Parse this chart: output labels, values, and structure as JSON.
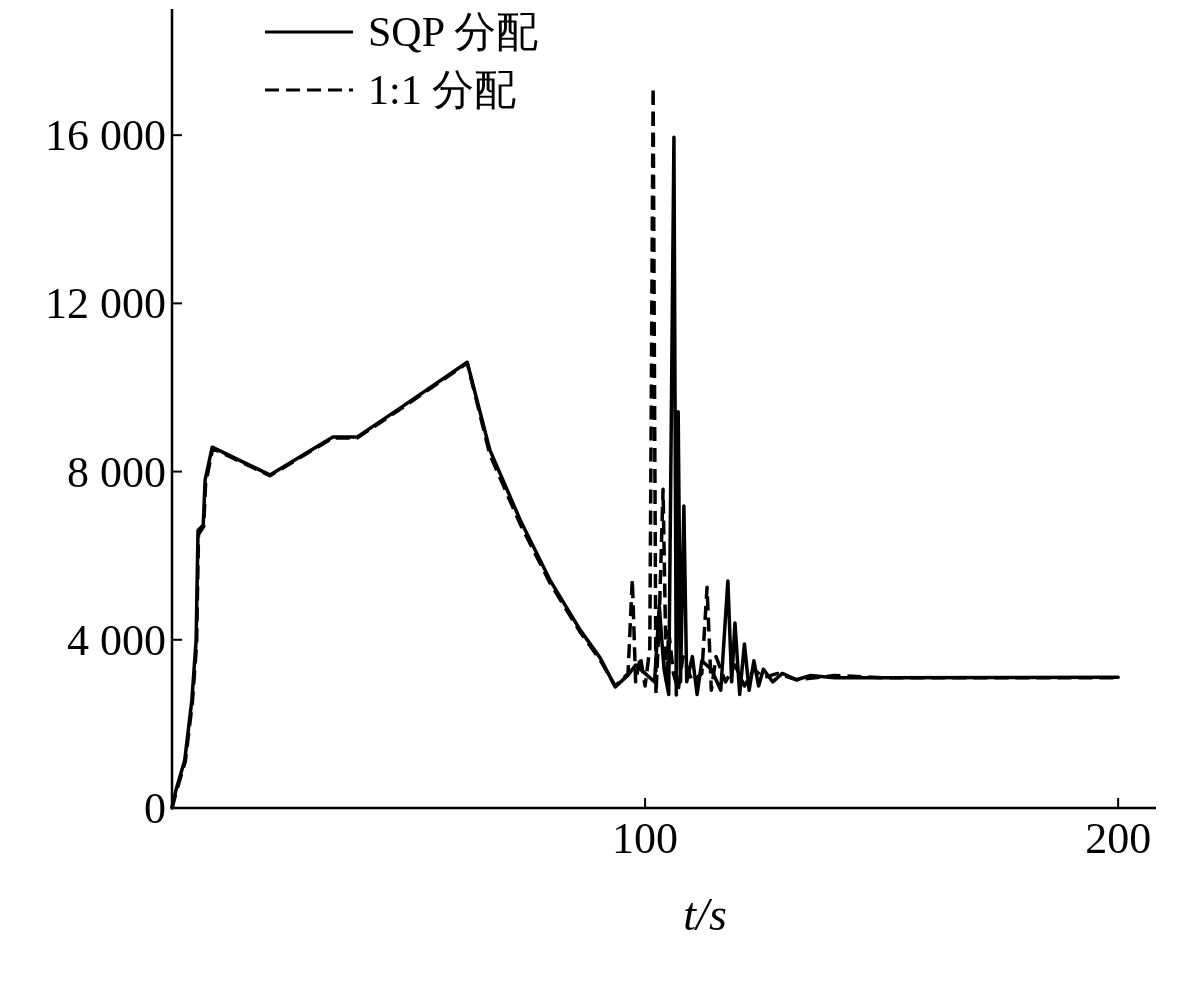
{
  "chart_data": {
    "type": "line",
    "xlabel": "t/s",
    "legend": "top left",
    "xlim": [
      0,
      208
    ],
    "ylim": [
      0,
      19000
    ],
    "xticks": [
      100,
      200
    ],
    "yticks": [
      0,
      {
        "value": 4000,
        "label": "4 000"
      },
      {
        "value": 8000,
        "label": "8 000"
      },
      {
        "value": 12000,
        "label": "12 000"
      },
      {
        "value": 16000,
        "label": "16 000"
      }
    ],
    "series": [
      {
        "name": "SQP 分配",
        "color": "#000000",
        "line_style": "solid",
        "x": [
          0,
          0.85,
          2.7,
          4.2,
          5.1,
          5.5,
          6.6,
          7.0,
          8.5,
          20.7,
          34,
          39.1,
          48.2,
          62.4,
          67.2,
          73.6,
          79.9,
          86.3,
          90.5,
          93.7,
          96.4,
          98,
          100,
          102,
          103,
          104,
          105,
          106.1,
          106.6,
          107,
          107.5,
          108.2,
          108.8,
          110,
          111,
          112,
          114,
          116,
          117.5,
          118.3,
          119,
          120,
          121,
          122,
          123,
          124,
          125,
          127,
          129,
          132,
          135,
          140,
          150,
          200
        ],
        "values": [
          0,
          430,
          1140,
          2570,
          4000,
          6600,
          6730,
          7800,
          8580,
          7920,
          8820,
          8820,
          9510,
          10600,
          8510,
          6850,
          5420,
          4230,
          3570,
          2880,
          3160,
          3400,
          3200,
          3000,
          4800,
          3300,
          2700,
          15950,
          2690,
          9420,
          3000,
          7180,
          3000,
          3600,
          2700,
          3500,
          3300,
          2800,
          5400,
          3000,
          4400,
          2700,
          3900,
          2800,
          3500,
          2900,
          3300,
          3000,
          3200,
          3050,
          3150,
          3100,
          3100,
          3110
        ]
      },
      {
        "name": "1:1 分配",
        "color": "#000000",
        "line_style": "dashed",
        "x": [
          0,
          1,
          2.8,
          4.3,
          5.2,
          5.6,
          6.7,
          7.1,
          8.6,
          20.7,
          34,
          39.1,
          48.2,
          62.4,
          67.2,
          73.6,
          79.9,
          86.3,
          90.5,
          93.7,
          96.4,
          97.3,
          98,
          99,
          100,
          101,
          101.7,
          102.3,
          103,
          103.8,
          104.5,
          105,
          106,
          107,
          108,
          110,
          112,
          113.1,
          114,
          115,
          117,
          119,
          121,
          123,
          125,
          128,
          132,
          140,
          150,
          200
        ],
        "values": [
          0,
          420,
          1100,
          2500,
          3900,
          6500,
          6700,
          7700,
          8550,
          7900,
          8800,
          8800,
          9480,
          10580,
          8400,
          6750,
          5350,
          4180,
          3520,
          2900,
          3200,
          5440,
          3000,
          3600,
          2900,
          3800,
          17140,
          2700,
          4500,
          7580,
          3000,
          4200,
          3200,
          2800,
          3600,
          3000,
          3200,
          5250,
          2800,
          3600,
          3000,
          3400,
          2900,
          3300,
          3100,
          3200,
          3050,
          3150,
          3100,
          3100
        ]
      }
    ]
  }
}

* Problem: Restate each line of the records exactly; pictures do not belong in the copy.

* Exercise response:
Parse this chart: output labels, values, and structure as JSON.
{
  "chart_data": {
    "type": "line",
    "xlabel": "t/s",
    "legend": "top left",
    "xlim": [
      0,
      208
    ],
    "ylim": [
      0,
      19000
    ],
    "xticks": [
      100,
      200
    ],
    "yticks": [
      0,
      {
        "value": 4000,
        "label": "4 000"
      },
      {
        "value": 8000,
        "label": "8 000"
      },
      {
        "value": 12000,
        "label": "12 000"
      },
      {
        "value": 16000,
        "label": "16 000"
      }
    ],
    "series": [
      {
        "name": "SQP 分配",
        "color": "#000000",
        "line_style": "solid",
        "x": [
          0,
          0.85,
          2.7,
          4.2,
          5.1,
          5.5,
          6.6,
          7.0,
          8.5,
          20.7,
          34,
          39.1,
          48.2,
          62.4,
          67.2,
          73.6,
          79.9,
          86.3,
          90.5,
          93.7,
          96.4,
          98,
          100,
          102,
          103,
          104,
          105,
          106.1,
          106.6,
          107,
          107.5,
          108.2,
          108.8,
          110,
          111,
          112,
          114,
          116,
          117.5,
          118.3,
          119,
          120,
          121,
          122,
          123,
          124,
          125,
          127,
          129,
          132,
          135,
          140,
          150,
          200
        ],
        "values": [
          0,
          430,
          1140,
          2570,
          4000,
          6600,
          6730,
          7800,
          8580,
          7920,
          8820,
          8820,
          9510,
          10600,
          8510,
          6850,
          5420,
          4230,
          3570,
          2880,
          3160,
          3400,
          3200,
          3000,
          4800,
          3300,
          2700,
          15950,
          2690,
          9420,
          3000,
          7180,
          3000,
          3600,
          2700,
          3500,
          3300,
          2800,
          5400,
          3000,
          4400,
          2700,
          3900,
          2800,
          3500,
          2900,
          3300,
          3000,
          3200,
          3050,
          3150,
          3100,
          3100,
          3110
        ]
      },
      {
        "name": "1:1 分配",
        "color": "#000000",
        "line_style": "dashed",
        "x": [
          0,
          1,
          2.8,
          4.3,
          5.2,
          5.6,
          6.7,
          7.1,
          8.6,
          20.7,
          34,
          39.1,
          48.2,
          62.4,
          67.2,
          73.6,
          79.9,
          86.3,
          90.5,
          93.7,
          96.4,
          97.3,
          98,
          99,
          100,
          101,
          101.7,
          102.3,
          103,
          103.8,
          104.5,
          105,
          106,
          107,
          108,
          110,
          112,
          113.1,
          114,
          115,
          117,
          119,
          121,
          123,
          125,
          128,
          132,
          140,
          150,
          200
        ],
        "values": [
          0,
          420,
          1100,
          2500,
          3900,
          6500,
          6700,
          7700,
          8550,
          7900,
          8800,
          8800,
          9480,
          10580,
          8400,
          6750,
          5350,
          4180,
          3520,
          2900,
          3200,
          5440,
          3000,
          3600,
          2900,
          3800,
          17140,
          2700,
          4500,
          7580,
          3000,
          4200,
          3200,
          2800,
          3600,
          3000,
          3200,
          5250,
          2800,
          3600,
          3000,
          3400,
          2900,
          3300,
          3100,
          3200,
          3050,
          3150,
          3100,
          3100
        ]
      }
    ]
  }
}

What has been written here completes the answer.